▶ [Direction]: Read the lines below. Copy out any that hold the string "document".

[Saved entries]
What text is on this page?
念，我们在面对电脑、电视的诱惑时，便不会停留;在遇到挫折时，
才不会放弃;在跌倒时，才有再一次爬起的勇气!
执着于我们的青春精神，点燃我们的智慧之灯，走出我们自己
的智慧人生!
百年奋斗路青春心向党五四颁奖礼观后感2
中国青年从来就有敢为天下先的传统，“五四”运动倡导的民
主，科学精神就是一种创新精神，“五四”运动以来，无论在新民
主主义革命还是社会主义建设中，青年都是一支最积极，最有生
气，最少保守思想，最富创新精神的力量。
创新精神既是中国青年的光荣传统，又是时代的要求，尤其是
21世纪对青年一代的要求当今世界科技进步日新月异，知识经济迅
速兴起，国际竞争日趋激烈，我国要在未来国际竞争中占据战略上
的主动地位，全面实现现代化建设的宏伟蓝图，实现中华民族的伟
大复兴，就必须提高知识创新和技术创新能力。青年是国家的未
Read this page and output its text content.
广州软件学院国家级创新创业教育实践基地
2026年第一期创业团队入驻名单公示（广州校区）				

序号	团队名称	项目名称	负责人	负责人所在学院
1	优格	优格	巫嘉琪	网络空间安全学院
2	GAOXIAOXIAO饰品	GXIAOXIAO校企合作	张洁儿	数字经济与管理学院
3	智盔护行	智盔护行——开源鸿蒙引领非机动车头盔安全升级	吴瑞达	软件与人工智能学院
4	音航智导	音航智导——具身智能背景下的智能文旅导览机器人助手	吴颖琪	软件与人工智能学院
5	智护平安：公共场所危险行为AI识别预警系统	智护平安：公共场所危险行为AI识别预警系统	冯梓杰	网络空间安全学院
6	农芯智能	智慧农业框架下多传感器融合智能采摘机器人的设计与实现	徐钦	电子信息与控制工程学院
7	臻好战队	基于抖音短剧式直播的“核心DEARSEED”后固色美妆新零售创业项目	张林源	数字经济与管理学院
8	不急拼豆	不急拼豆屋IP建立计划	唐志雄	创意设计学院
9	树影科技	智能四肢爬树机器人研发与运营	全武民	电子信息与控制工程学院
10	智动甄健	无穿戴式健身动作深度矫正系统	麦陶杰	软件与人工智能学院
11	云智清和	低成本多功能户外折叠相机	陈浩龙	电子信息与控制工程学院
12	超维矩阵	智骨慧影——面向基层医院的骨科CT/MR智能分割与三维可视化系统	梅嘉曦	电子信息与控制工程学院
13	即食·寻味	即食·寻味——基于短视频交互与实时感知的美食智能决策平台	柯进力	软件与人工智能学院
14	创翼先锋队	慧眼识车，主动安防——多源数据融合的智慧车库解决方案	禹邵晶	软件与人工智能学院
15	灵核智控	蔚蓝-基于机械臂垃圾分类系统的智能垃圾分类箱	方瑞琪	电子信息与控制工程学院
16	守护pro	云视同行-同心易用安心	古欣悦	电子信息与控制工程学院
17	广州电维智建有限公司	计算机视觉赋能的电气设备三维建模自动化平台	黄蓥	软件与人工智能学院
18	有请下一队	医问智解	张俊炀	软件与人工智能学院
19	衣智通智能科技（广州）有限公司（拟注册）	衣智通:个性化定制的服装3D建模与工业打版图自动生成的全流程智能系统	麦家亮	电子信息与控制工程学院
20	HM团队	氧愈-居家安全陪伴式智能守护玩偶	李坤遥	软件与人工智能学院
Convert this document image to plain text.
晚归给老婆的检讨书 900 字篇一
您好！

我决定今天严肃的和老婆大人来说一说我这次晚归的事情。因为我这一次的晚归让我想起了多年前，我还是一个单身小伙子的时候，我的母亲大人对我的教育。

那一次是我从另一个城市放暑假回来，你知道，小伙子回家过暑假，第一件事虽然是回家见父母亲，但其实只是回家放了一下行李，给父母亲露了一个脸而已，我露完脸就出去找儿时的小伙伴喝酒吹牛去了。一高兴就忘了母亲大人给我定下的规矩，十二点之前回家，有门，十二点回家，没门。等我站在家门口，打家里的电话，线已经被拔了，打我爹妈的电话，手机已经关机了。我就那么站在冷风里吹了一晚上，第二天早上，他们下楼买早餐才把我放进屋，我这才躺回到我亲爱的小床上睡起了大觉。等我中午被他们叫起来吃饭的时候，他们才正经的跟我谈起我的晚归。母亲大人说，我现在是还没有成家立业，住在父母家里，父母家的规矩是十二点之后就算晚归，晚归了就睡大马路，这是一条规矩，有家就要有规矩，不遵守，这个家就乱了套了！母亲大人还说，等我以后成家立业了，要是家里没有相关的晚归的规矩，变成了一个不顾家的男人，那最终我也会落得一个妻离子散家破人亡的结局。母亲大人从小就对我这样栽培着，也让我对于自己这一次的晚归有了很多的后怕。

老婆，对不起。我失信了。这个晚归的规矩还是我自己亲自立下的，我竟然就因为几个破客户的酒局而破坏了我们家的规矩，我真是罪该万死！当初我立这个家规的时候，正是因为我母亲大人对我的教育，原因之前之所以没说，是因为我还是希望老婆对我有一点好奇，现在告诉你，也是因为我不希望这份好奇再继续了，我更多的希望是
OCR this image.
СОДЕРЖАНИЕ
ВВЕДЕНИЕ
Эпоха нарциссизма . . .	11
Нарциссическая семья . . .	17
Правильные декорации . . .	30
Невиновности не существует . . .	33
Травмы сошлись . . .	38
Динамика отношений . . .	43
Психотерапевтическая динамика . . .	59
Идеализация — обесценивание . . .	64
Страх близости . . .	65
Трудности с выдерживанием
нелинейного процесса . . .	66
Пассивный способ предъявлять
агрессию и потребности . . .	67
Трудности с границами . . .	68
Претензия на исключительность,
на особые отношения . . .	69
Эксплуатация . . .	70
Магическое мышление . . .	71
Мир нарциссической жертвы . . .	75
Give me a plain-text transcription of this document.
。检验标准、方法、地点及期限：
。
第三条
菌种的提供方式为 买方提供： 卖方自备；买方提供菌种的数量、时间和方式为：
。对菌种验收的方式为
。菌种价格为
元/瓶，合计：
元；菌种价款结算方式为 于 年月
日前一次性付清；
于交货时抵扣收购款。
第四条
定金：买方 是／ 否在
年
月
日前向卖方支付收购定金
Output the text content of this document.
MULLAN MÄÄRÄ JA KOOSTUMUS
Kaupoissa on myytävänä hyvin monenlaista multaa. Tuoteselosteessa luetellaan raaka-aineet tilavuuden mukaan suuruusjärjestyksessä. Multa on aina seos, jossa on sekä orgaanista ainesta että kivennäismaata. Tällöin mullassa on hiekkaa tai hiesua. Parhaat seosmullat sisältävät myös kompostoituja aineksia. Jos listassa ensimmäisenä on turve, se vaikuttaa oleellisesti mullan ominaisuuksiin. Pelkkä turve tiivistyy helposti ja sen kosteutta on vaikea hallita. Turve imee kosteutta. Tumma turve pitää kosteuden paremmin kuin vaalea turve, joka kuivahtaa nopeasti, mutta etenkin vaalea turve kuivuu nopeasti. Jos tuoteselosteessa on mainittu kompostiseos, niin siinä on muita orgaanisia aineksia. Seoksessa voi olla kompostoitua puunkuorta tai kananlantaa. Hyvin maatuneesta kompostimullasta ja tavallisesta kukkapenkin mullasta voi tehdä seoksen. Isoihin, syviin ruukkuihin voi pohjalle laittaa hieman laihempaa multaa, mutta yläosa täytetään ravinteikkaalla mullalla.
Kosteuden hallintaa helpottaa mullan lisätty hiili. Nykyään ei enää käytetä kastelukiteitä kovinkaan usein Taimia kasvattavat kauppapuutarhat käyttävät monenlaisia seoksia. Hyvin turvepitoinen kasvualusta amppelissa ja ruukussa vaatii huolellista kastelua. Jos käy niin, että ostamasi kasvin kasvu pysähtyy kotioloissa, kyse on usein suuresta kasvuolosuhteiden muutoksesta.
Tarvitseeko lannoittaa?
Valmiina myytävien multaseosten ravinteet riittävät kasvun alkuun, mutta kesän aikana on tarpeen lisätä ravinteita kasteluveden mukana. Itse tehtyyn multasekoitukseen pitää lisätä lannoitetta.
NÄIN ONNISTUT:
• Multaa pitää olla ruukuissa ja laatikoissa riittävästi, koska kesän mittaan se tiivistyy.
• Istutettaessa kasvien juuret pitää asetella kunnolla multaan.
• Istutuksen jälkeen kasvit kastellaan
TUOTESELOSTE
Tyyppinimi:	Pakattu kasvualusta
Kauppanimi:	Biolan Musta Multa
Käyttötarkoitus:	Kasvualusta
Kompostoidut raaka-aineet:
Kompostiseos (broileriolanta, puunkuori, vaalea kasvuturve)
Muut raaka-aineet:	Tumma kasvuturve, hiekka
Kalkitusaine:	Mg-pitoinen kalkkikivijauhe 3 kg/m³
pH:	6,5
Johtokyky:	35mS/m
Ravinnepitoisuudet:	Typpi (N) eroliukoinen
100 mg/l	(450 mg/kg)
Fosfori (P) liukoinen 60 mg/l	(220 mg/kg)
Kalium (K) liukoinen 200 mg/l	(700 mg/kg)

▶ [Written reply]:
Convert this document image to plain text.
Give me a plain-text transcription of this document.
Output the text content of this document.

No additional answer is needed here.